▸ WHAT IS BEING ASKED
Transcribe the whole listing without a single picture.

▸ MATERIAL SHOWN

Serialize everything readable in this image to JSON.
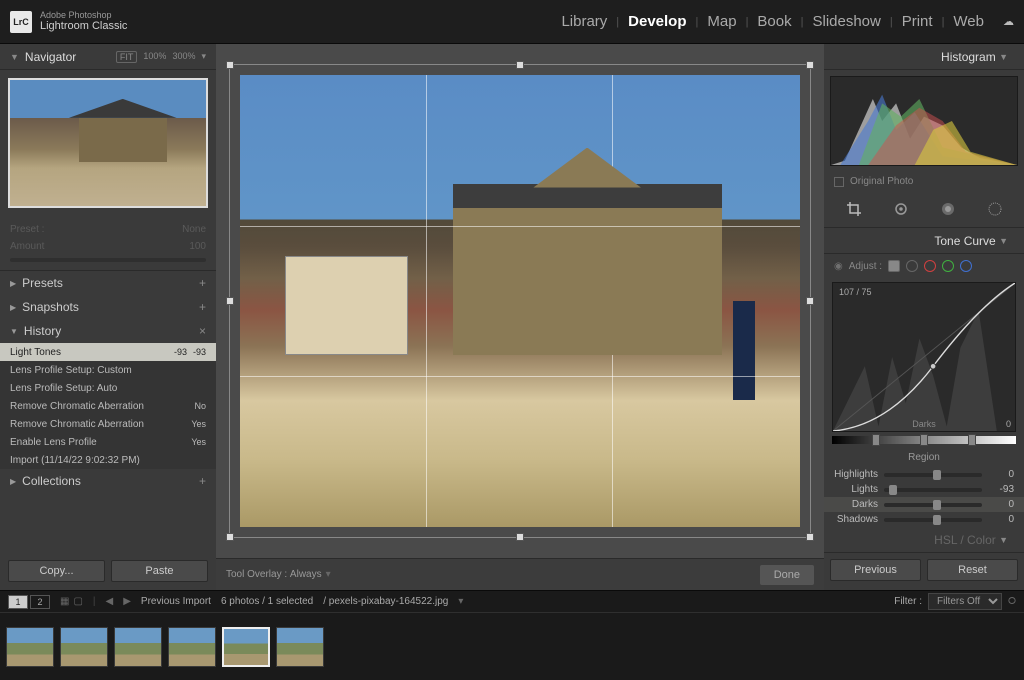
{
  "app": {
    "brand": "Adobe Photoshop",
    "name": "Lightroom Classic",
    "logo": "LrC"
  },
  "modules": [
    "Library",
    "Develop",
    "Map",
    "Book",
    "Slideshow",
    "Print",
    "Web"
  ],
  "active_module": "Develop",
  "left": {
    "navigator": {
      "title": "Navigator",
      "fit": "FIT",
      "zoom1": "100%",
      "zoom2": "300%"
    },
    "preset_label": "Preset :",
    "preset_value": "None",
    "amount_label": "Amount",
    "amount_value": "100",
    "presets": "Presets",
    "snapshots": "Snapshots",
    "history": "History",
    "history_items": [
      {
        "name": "Light Tones",
        "v1": "-93",
        "v2": "-93",
        "sel": true
      },
      {
        "name": "Lens Profile Setup: Custom",
        "v1": "",
        "v2": ""
      },
      {
        "name": "Lens Profile Setup: Auto",
        "v1": "",
        "v2": ""
      },
      {
        "name": "Remove Chromatic Aberration",
        "v1": "",
        "v2": "No"
      },
      {
        "name": "Remove Chromatic Aberration",
        "v1": "",
        "v2": "Yes"
      },
      {
        "name": "Enable Lens Profile",
        "v1": "",
        "v2": "Yes"
      },
      {
        "name": "Import (11/14/22 9:02:32 PM)",
        "v1": "",
        "v2": ""
      }
    ],
    "collections": "Collections",
    "copy_btn": "Copy...",
    "paste_btn": "Paste"
  },
  "center": {
    "tool_overlay_label": "Tool Overlay :",
    "tool_overlay_value": "Always",
    "done": "Done"
  },
  "right": {
    "histogram": "Histogram",
    "original_photo": "Original Photo",
    "tone_curve": "Tone Curve",
    "adjust_label": "Adjust :",
    "curve_readout": "107 / 75",
    "curve_region": "Darks",
    "curve_zero": "0",
    "region_label": "Region",
    "sliders": [
      {
        "name": "Highlights",
        "value": "0",
        "pos": 50
      },
      {
        "name": "Lights",
        "value": "-93",
        "pos": 5
      },
      {
        "name": "Darks",
        "value": "0",
        "pos": 50,
        "sel": true
      },
      {
        "name": "Shadows",
        "value": "0",
        "pos": 50
      }
    ],
    "hsl_label": "HSL / Color",
    "previous": "Previous",
    "reset": "Reset"
  },
  "filmstrip": {
    "screens": [
      "1",
      "2"
    ],
    "breadcrumb": "Previous Import",
    "count": "6 photos / 1 selected",
    "filename": "/ pexels-pixabay-164522.jpg",
    "filter_label": "Filter :",
    "filter_value": "Filters Off",
    "thumb_count": 6,
    "selected_index": 4
  }
}
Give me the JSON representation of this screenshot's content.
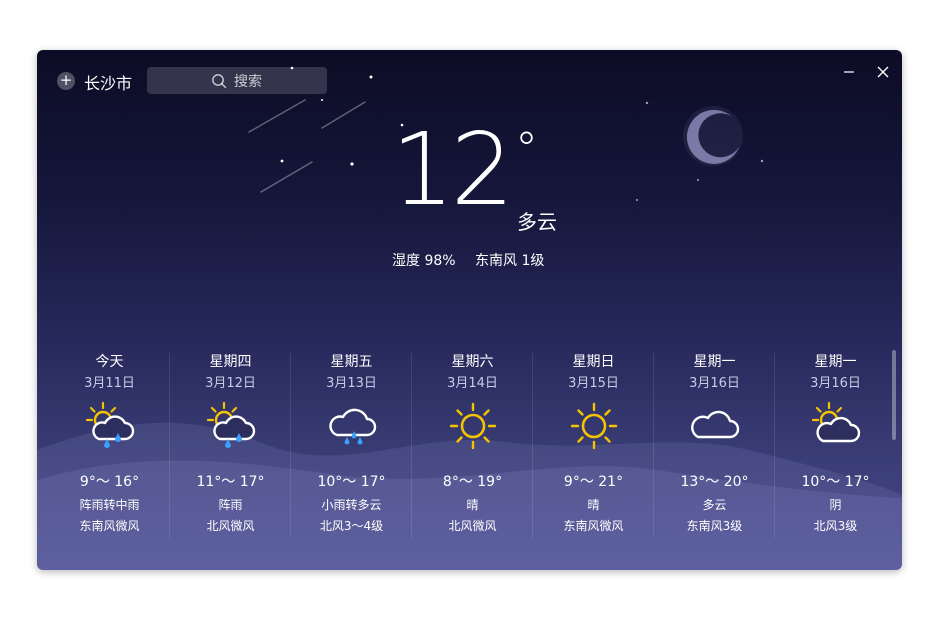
{
  "header": {
    "city": "长沙市",
    "search_placeholder": "搜索"
  },
  "current": {
    "temperature": "12",
    "unit": "°",
    "condition": "多云",
    "humidity": "湿度 98%",
    "wind": "东南风 1级"
  },
  "forecast": [
    {
      "day": "今天",
      "date": "3月11日",
      "range": "9°～ 16°",
      "desc": "阵雨转中雨",
      "wind": "东南风微风",
      "icon": "sun-cloud-rain-icon"
    },
    {
      "day": "星期四",
      "date": "3月12日",
      "range": "11°～ 17°",
      "desc": "阵雨",
      "wind": "北风微风",
      "icon": "sun-cloud-rain-icon"
    },
    {
      "day": "星期五",
      "date": "3月13日",
      "range": "10°～ 17°",
      "desc": "小雨转多云",
      "wind": "北风3～4级",
      "icon": "cloud-rain-icon"
    },
    {
      "day": "星期六",
      "date": "3月14日",
      "range": "8°～ 19°",
      "desc": "晴",
      "wind": "北风微风",
      "icon": "sun-icon"
    },
    {
      "day": "星期日",
      "date": "3月15日",
      "range": "9°～ 21°",
      "desc": "晴",
      "wind": "东南风微风",
      "icon": "sun-icon"
    },
    {
      "day": "星期一",
      "date": "3月16日",
      "range": "13°～ 20°",
      "desc": "多云",
      "wind": "东南风3级",
      "icon": "cloud-icon"
    },
    {
      "day": "星期一",
      "date": "3月16日",
      "range": "10°～ 17°",
      "desc": "阴",
      "wind": "北风3级",
      "icon": "sun-cloud-icon"
    }
  ],
  "colors": {
    "sun": "#f5c400",
    "rain": "#3aa0ff",
    "cloud": "#ffffff"
  }
}
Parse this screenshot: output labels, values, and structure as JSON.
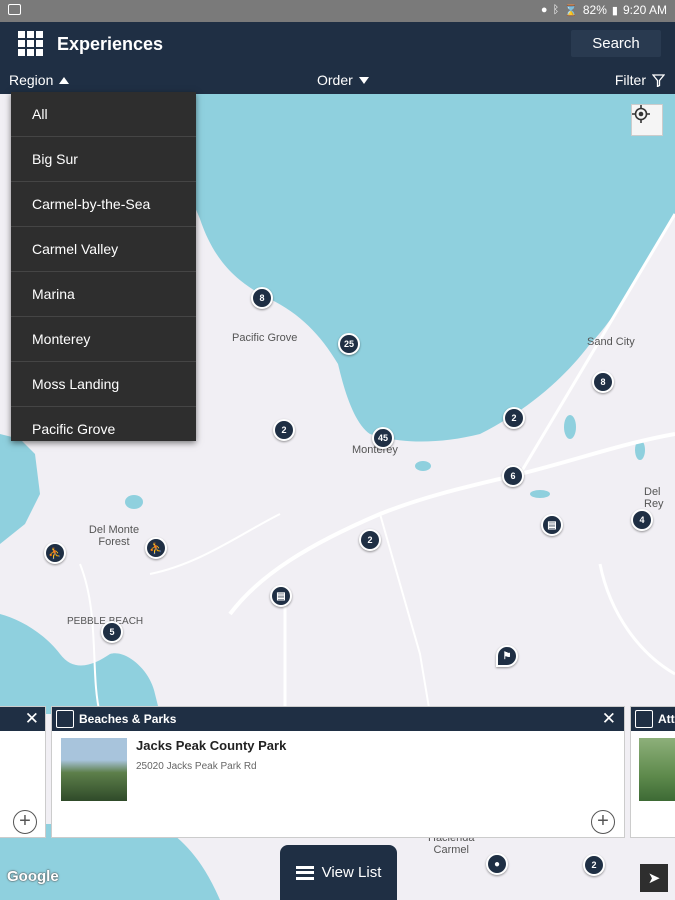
{
  "status_bar": {
    "battery": "82%",
    "time": "9:20 AM"
  },
  "app_bar": {
    "title": "Experiences",
    "search_label": "Search"
  },
  "filter_bar": {
    "region_label": "Region",
    "order_label": "Order",
    "filter_label": "Filter"
  },
  "region_dropdown": {
    "items": [
      "All",
      "Big Sur",
      "Carmel-by-the-Sea",
      "Carmel Valley",
      "Marina",
      "Monterey",
      "Moss Landing",
      "Pacific Grove"
    ]
  },
  "map": {
    "labels": {
      "pacific_grove": "Pacific Grove",
      "monterey": "Monterey",
      "sand_city": "Sand City",
      "del_monte_forest": "Del Monte\nForest",
      "pebble_beach": "PEBBLE BEACH",
      "del_rey": "Del Rey",
      "hacienda_carmel": "Hacienda\nCarmel"
    },
    "clusters": [
      "8",
      "25",
      "8",
      "2",
      "45",
      "2",
      "6",
      "4",
      "2",
      "5",
      "2"
    ],
    "attribution": "Google"
  },
  "cards": [
    {
      "category": "Beaches & Parks",
      "title": "Jacks Peak County Park",
      "address": "25020 Jacks Peak Park Rd"
    },
    {
      "category": "Att"
    }
  ],
  "view_list_label": "View List",
  "colors": {
    "navy": "#1f2f44",
    "water": "#8fd0de",
    "land": "#f1eff4",
    "menu": "#2e2e2e"
  }
}
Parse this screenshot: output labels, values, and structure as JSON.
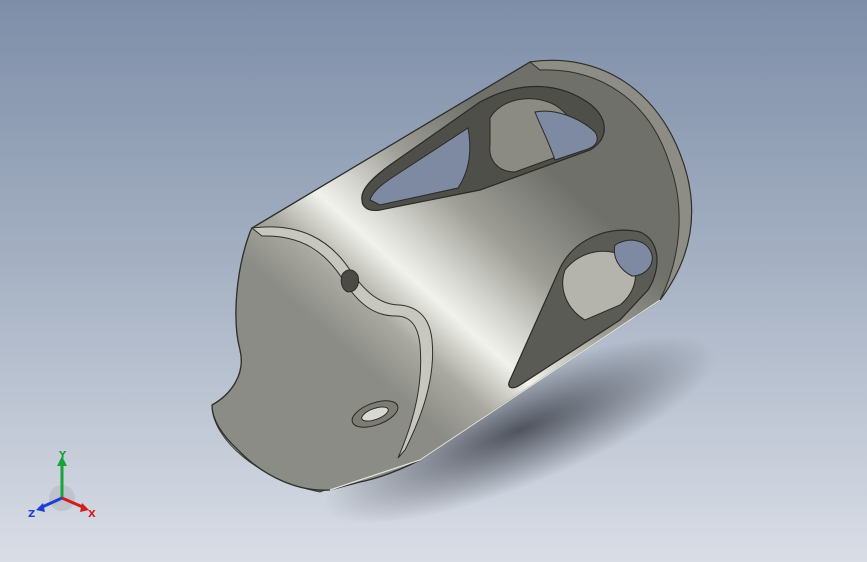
{
  "viewport": {
    "background_top": "#7e8ea8",
    "background_bottom": "#d9dde6"
  },
  "model": {
    "part_type": "cylindrical sleeve with cutouts",
    "material_color": "#9a9a93",
    "highlight_color": "#f4f4ef",
    "shadow_color": "#55564f"
  },
  "triad": {
    "x_label": "X",
    "y_label": "Y",
    "z_label": "Z",
    "x_color": "#d21d1d",
    "y_color": "#1aa33a",
    "z_color": "#1f3fd0"
  }
}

▸ TASK ANSWER
Serialize everything readable in this image to JSON.
{
  "app": {
    "brand": "Adobe Photoshop",
    "name": "Lightroom Classic",
    "logo": "LrC"
  },
  "modules": [
    "Library",
    "Develop",
    "Map",
    "Book",
    "Slideshow",
    "Print",
    "Web"
  ],
  "active_module": "Develop",
  "left": {
    "navigator": {
      "title": "Navigator",
      "fit": "FIT",
      "zoom1": "100%",
      "zoom2": "300%"
    },
    "preset_label": "Preset :",
    "preset_value": "None",
    "amount_label": "Amount",
    "amount_value": "100",
    "presets": "Presets",
    "snapshots": "Snapshots",
    "history": "History",
    "history_items": [
      {
        "name": "Light Tones",
        "v1": "-93",
        "v2": "-93",
        "sel": true
      },
      {
        "name": "Lens Profile Setup: Custom",
        "v1": "",
        "v2": ""
      },
      {
        "name": "Lens Profile Setup: Auto",
        "v1": "",
        "v2": ""
      },
      {
        "name": "Remove Chromatic Aberration",
        "v1": "",
        "v2": "No"
      },
      {
        "name": "Remove Chromatic Aberration",
        "v1": "",
        "v2": "Yes"
      },
      {
        "name": "Enable Lens Profile",
        "v1": "",
        "v2": "Yes"
      },
      {
        "name": "Import (11/14/22 9:02:32 PM)",
        "v1": "",
        "v2": ""
      }
    ],
    "collections": "Collections",
    "copy_btn": "Copy...",
    "paste_btn": "Paste"
  },
  "center": {
    "tool_overlay_label": "Tool Overlay :",
    "tool_overlay_value": "Always",
    "done": "Done"
  },
  "right": {
    "histogram": "Histogram",
    "original_photo": "Original Photo",
    "tone_curve": "Tone Curve",
    "adjust_label": "Adjust :",
    "curve_readout": "107 / 75",
    "curve_region": "Darks",
    "curve_zero": "0",
    "region_label": "Region",
    "sliders": [
      {
        "name": "Highlights",
        "value": "0",
        "pos": 50
      },
      {
        "name": "Lights",
        "value": "-93",
        "pos": 5
      },
      {
        "name": "Darks",
        "value": "0",
        "pos": 50,
        "sel": true
      },
      {
        "name": "Shadows",
        "value": "0",
        "pos": 50
      }
    ],
    "hsl_label": "HSL / Color",
    "previous": "Previous",
    "reset": "Reset"
  },
  "filmstrip": {
    "screens": [
      "1",
      "2"
    ],
    "breadcrumb": "Previous Import",
    "count": "6 photos / 1 selected",
    "filename": "/ pexels-pixabay-164522.jpg",
    "filter_label": "Filter :",
    "filter_value": "Filters Off",
    "thumb_count": 6,
    "selected_index": 4
  }
}
Give me the JSON representation of this screenshot's content.
{
  "header": {
    "city": "长沙市",
    "search_placeholder": "搜索"
  },
  "current": {
    "temperature": "12",
    "unit": "°",
    "condition": "多云",
    "humidity": "湿度 98%",
    "wind": "东南风 1级"
  },
  "forecast": [
    {
      "day": "今天",
      "date": "3月11日",
      "range": "9°～ 16°",
      "desc": "阵雨转中雨",
      "wind": "东南风微风",
      "icon": "sun-cloud-rain-icon"
    },
    {
      "day": "星期四",
      "date": "3月12日",
      "range": "11°～ 17°",
      "desc": "阵雨",
      "wind": "北风微风",
      "icon": "sun-cloud-rain-icon"
    },
    {
      "day": "星期五",
      "date": "3月13日",
      "range": "10°～ 17°",
      "desc": "小雨转多云",
      "wind": "北风3～4级",
      "icon": "cloud-rain-icon"
    },
    {
      "day": "星期六",
      "date": "3月14日",
      "range": "8°～ 19°",
      "desc": "晴",
      "wind": "北风微风",
      "icon": "sun-icon"
    },
    {
      "day": "星期日",
      "date": "3月15日",
      "range": "9°～ 21°",
      "desc": "晴",
      "wind": "东南风微风",
      "icon": "sun-icon"
    },
    {
      "day": "星期一",
      "date": "3月16日",
      "range": "13°～ 20°",
      "desc": "多云",
      "wind": "东南风3级",
      "icon": "cloud-icon"
    },
    {
      "day": "星期一",
      "date": "3月16日",
      "range": "10°～ 17°",
      "desc": "阴",
      "wind": "北风3级",
      "icon": "sun-cloud-icon"
    }
  ],
  "colors": {
    "sun": "#f5c400",
    "rain": "#3aa0ff",
    "cloud": "#ffffff"
  }
}
Parse this screenshot: output labels, values, and structure as JSON.
{
  "status_bar": {
    "battery": "82%",
    "time": "9:20 AM"
  },
  "app_bar": {
    "title": "Experiences",
    "search_label": "Search"
  },
  "filter_bar": {
    "region_label": "Region",
    "order_label": "Order",
    "filter_label": "Filter"
  },
  "region_dropdown": {
    "items": [
      "All",
      "Big Sur",
      "Carmel-by-the-Sea",
      "Carmel Valley",
      "Marina",
      "Monterey",
      "Moss Landing",
      "Pacific Grove"
    ]
  },
  "map": {
    "labels": {
      "pacific_grove": "Pacific Grove",
      "monterey": "Monterey",
      "sand_city": "Sand City",
      "del_monte_forest": "Del Monte\nForest",
      "pebble_beach": "PEBBLE BEACH",
      "del_rey": "Del Rey",
      "hacienda_carmel": "Hacienda\nCarmel"
    },
    "clusters": [
      "8",
      "25",
      "8",
      "2",
      "45",
      "2",
      "6",
      "4",
      "2",
      "5",
      "2"
    ],
    "attribution": "Google"
  },
  "cards": [
    {
      "category": "Beaches & Parks",
      "title": "Jacks Peak County Park",
      "address": "25020 Jacks Peak Park Rd"
    },
    {
      "category": "Att"
    }
  ],
  "view_list_label": "View List",
  "colors": {
    "navy": "#1f2f44",
    "water": "#8fd0de",
    "land": "#f1eff4",
    "menu": "#2e2e2e"
  }
}
Parse this screenshot: output labels, values, and structure as JSON.
{
  "viewport": {
    "background_top": "#7e8ea8",
    "background_bottom": "#d9dde6"
  },
  "model": {
    "part_type": "cylindrical sleeve with cutouts",
    "material_color": "#9a9a93",
    "highlight_color": "#f4f4ef",
    "shadow_color": "#55564f"
  },
  "triad": {
    "x_label": "X",
    "y_label": "Y",
    "z_label": "Z",
    "x_color": "#d21d1d",
    "y_color": "#1aa33a",
    "z_color": "#1f3fd0"
  }
}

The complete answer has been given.